◆ **Task brief**
Look below. Copy each line that has "OPEC" in it.

(Data entries)
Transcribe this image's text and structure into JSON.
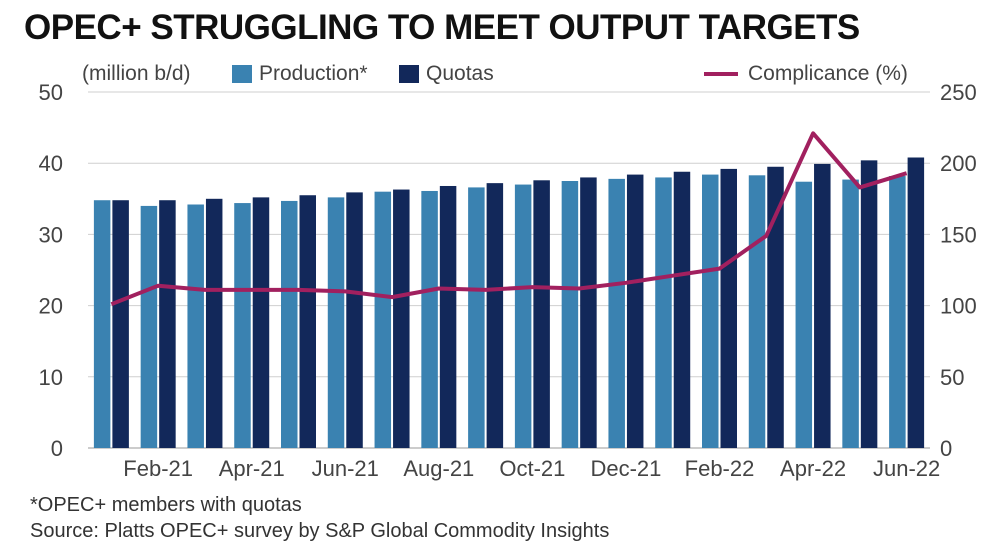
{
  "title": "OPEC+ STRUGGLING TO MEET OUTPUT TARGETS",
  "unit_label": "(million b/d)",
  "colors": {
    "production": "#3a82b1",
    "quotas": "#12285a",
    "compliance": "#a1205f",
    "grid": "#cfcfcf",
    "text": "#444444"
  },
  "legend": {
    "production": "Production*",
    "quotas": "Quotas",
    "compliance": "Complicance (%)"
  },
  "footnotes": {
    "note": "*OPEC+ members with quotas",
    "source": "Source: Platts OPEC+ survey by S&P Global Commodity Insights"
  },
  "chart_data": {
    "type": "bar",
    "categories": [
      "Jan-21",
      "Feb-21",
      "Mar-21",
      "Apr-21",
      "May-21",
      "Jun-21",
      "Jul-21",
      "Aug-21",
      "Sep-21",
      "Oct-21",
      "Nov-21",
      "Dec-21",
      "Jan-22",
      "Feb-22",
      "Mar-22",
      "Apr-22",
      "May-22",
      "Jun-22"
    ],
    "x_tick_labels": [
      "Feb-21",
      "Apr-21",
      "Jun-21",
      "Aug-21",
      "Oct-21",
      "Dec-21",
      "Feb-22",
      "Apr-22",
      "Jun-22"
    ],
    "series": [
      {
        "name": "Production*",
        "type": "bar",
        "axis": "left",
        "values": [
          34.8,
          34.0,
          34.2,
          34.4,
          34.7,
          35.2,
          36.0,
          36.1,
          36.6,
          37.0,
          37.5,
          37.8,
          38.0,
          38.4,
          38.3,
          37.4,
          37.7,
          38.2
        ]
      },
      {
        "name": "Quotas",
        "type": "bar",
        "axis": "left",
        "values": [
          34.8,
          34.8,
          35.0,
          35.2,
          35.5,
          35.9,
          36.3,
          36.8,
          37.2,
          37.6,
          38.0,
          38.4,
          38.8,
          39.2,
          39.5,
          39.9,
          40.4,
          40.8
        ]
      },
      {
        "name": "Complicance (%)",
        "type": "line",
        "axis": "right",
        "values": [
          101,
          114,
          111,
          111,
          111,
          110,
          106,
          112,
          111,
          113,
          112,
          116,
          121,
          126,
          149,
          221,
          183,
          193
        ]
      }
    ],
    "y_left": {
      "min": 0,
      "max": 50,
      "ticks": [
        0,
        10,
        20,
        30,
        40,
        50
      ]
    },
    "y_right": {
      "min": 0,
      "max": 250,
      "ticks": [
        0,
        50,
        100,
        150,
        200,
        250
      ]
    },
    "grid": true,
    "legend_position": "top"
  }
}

◆ **Solved problem**
  "title": "OPEC+ STRUGGLING TO MEET OUTPUT TARGETS",
    "note": "*OPEC+ members with quotas",
    "source": "Source: Platts OPEC+ survey by S&P Global Commodity Insights"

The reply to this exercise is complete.